- [Dati presentati]:
******

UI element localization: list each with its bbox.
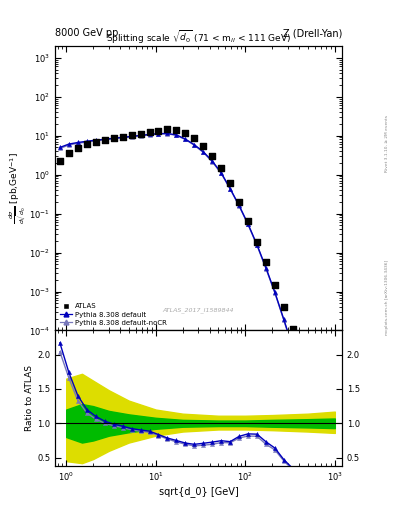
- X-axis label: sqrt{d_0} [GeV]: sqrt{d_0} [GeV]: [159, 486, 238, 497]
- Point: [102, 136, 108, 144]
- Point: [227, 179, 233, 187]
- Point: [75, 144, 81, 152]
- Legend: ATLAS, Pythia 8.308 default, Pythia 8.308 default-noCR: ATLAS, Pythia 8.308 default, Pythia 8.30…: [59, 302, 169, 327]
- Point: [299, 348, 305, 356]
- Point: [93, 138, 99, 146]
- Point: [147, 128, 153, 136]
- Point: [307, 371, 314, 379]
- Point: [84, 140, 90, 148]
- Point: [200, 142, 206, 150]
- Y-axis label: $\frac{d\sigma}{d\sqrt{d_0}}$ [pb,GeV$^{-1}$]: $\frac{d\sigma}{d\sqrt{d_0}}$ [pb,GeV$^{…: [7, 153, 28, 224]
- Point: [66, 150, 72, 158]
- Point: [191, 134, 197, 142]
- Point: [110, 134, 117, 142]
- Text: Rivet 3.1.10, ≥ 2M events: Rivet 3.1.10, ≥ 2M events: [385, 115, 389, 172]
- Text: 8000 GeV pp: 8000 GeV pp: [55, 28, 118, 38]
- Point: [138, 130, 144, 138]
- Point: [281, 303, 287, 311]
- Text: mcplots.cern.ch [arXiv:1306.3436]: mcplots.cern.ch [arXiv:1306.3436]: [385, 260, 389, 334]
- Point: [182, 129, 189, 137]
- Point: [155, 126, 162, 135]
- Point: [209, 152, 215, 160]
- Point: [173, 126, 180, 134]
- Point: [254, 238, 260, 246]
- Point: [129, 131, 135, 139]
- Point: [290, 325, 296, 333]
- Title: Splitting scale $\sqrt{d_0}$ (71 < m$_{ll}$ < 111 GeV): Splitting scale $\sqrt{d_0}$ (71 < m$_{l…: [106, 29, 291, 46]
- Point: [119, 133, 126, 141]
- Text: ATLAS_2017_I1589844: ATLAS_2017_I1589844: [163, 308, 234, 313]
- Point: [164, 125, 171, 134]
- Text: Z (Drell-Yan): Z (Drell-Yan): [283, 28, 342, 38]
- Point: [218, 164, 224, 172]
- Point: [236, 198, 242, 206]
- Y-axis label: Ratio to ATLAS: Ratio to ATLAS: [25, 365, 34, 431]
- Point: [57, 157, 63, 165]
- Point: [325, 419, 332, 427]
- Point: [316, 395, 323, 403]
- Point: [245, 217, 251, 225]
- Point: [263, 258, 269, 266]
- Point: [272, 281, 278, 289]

******

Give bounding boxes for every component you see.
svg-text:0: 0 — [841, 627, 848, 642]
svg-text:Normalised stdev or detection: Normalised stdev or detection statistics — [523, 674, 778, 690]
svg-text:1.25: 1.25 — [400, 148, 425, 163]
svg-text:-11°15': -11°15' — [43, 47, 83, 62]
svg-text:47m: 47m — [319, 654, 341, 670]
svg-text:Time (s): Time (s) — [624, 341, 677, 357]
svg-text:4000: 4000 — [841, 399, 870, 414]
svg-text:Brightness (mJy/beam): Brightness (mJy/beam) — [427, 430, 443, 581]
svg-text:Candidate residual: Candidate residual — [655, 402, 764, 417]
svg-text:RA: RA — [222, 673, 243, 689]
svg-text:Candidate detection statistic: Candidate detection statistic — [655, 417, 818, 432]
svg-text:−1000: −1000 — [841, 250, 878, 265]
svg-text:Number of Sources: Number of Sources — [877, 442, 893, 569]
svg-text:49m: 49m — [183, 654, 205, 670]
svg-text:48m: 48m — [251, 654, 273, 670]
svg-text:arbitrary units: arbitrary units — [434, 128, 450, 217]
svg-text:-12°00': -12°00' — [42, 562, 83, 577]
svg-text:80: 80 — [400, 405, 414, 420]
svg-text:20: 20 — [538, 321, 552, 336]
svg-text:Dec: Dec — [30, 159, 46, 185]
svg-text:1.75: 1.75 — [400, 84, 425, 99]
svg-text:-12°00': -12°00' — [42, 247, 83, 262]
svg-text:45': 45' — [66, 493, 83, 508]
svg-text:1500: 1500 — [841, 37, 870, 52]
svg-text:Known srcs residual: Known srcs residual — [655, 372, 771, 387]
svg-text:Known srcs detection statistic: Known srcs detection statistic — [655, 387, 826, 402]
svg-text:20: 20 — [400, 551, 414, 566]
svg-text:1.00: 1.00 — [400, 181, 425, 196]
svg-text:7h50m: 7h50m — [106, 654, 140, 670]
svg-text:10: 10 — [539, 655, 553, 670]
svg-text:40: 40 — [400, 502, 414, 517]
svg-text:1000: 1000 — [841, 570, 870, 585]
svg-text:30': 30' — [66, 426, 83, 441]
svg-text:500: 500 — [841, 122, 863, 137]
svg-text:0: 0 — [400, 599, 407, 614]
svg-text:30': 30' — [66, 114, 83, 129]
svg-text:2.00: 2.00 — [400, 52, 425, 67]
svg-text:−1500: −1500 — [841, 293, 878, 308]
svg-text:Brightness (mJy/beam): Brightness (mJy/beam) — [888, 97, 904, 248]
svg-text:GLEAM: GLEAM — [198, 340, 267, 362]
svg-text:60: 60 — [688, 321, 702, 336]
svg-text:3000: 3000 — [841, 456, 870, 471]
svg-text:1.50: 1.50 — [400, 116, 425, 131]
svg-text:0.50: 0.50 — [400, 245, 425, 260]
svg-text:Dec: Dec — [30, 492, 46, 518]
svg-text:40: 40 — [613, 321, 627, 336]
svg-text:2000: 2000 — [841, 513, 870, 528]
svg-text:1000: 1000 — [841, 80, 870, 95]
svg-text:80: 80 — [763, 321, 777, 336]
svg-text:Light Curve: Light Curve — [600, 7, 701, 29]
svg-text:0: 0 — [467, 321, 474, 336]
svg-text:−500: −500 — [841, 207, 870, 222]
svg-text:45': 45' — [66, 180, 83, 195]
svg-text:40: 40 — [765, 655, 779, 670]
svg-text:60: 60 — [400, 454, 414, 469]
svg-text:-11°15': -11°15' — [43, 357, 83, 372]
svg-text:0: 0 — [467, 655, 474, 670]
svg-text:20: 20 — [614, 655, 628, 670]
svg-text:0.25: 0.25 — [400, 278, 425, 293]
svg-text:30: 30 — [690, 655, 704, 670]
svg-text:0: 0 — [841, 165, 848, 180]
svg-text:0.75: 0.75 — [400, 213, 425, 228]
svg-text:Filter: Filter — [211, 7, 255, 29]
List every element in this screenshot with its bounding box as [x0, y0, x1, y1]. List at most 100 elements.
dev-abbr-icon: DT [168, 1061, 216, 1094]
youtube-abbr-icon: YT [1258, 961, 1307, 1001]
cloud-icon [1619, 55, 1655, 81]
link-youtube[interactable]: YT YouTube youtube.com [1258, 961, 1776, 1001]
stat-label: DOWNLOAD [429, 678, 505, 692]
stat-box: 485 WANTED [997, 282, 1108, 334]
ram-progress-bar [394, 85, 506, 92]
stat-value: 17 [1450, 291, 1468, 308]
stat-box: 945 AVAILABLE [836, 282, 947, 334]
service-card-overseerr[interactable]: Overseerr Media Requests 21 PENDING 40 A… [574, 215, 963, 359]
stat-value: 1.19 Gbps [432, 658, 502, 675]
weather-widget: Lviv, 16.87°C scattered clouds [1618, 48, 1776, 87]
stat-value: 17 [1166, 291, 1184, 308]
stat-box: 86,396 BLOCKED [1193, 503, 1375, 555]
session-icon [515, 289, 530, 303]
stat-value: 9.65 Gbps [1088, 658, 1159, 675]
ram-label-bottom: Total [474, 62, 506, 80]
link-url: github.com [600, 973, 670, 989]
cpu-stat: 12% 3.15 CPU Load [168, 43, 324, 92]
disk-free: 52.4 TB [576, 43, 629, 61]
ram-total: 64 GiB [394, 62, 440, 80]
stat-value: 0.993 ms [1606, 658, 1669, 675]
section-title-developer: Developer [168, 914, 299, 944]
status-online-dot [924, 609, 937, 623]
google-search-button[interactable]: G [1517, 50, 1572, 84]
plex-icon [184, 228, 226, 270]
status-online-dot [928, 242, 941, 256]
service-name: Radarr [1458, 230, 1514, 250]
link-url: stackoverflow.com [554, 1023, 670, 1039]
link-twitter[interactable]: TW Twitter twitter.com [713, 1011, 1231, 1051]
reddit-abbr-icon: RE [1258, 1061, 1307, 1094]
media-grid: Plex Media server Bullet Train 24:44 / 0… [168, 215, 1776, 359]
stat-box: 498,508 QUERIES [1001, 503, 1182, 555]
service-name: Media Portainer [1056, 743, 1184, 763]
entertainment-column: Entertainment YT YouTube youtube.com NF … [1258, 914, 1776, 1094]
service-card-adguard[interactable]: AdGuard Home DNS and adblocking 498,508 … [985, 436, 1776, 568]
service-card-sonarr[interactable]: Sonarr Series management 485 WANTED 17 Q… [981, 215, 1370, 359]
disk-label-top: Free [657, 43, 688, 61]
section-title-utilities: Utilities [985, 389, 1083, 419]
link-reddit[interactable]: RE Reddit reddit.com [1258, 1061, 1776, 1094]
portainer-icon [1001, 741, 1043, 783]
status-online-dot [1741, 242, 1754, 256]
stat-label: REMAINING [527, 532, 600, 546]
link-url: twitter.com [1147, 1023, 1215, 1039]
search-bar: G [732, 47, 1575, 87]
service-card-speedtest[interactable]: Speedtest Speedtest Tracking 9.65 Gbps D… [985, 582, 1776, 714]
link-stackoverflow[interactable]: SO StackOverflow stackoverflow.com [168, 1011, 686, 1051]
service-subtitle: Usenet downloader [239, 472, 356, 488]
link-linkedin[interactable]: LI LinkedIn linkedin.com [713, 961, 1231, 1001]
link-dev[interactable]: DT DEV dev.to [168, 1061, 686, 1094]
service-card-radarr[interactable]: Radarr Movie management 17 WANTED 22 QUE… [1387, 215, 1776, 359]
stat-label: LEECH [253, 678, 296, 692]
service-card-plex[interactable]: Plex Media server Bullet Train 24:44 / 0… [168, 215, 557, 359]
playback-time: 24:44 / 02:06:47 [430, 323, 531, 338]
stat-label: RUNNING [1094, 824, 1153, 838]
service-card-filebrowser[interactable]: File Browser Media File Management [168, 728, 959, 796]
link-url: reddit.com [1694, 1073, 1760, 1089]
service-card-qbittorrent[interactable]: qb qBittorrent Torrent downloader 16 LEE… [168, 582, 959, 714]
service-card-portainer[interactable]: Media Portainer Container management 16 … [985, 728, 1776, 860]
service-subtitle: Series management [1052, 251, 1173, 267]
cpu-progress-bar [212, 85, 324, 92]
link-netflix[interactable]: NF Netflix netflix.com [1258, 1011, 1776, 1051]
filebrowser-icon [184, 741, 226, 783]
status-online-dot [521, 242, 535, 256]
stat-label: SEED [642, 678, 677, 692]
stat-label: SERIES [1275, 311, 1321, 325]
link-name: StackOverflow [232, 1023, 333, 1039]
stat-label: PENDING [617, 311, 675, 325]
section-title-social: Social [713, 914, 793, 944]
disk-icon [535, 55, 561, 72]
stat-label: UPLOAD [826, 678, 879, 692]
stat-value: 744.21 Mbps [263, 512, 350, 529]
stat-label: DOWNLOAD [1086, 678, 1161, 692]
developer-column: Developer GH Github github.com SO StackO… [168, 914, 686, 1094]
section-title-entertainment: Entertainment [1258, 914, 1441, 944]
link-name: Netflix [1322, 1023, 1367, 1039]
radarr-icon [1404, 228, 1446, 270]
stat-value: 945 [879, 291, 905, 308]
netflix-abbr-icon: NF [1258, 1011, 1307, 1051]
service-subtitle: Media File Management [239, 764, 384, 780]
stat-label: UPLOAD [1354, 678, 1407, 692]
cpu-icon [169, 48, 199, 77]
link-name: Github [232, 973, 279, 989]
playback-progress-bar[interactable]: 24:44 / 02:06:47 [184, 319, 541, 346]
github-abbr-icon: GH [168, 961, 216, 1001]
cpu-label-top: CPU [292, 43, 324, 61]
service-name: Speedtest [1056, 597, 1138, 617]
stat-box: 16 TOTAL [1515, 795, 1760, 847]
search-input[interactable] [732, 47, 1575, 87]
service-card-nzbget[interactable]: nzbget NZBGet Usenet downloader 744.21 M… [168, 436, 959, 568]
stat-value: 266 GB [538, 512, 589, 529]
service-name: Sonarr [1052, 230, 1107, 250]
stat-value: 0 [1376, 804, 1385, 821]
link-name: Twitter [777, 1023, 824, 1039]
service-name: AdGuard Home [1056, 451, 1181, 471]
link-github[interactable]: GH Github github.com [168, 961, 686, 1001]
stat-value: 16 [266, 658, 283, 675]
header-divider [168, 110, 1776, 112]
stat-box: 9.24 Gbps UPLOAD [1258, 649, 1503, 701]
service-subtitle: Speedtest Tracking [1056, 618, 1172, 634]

******

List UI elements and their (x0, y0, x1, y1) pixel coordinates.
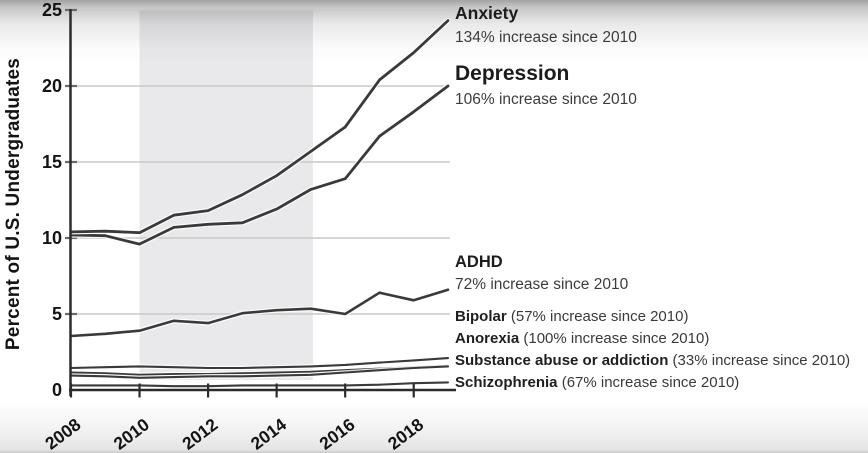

******

- [Consegna]:
Riporta senza modifiche il tratto dei record che va dalla riga contenente "UI element localization: list" fino alla riga contenente "- Point: [200, 142, 206, 150]", entrambe incluse. Lascia fuori le immagini.

- [Soluzione]:
UI element localization: list each with its bbox.
- X-axis label: sqrt{d_0} [GeV]: sqrt{d_0} [GeV]: [159, 486, 238, 497]
- Point: [102, 136, 108, 144]
- Point: [227, 179, 233, 187]
- Point: [75, 144, 81, 152]
- Legend: ATLAS, Pythia 8.308 default, Pythia 8.308 default-noCR: ATLAS, Pythia 8.308 default, Pythia 8.30…: [59, 302, 169, 327]
- Point: [299, 348, 305, 356]
- Point: [93, 138, 99, 146]
- Point: [147, 128, 153, 136]
- Point: [307, 371, 314, 379]
- Point: [84, 140, 90, 148]
- Point: [200, 142, 206, 150]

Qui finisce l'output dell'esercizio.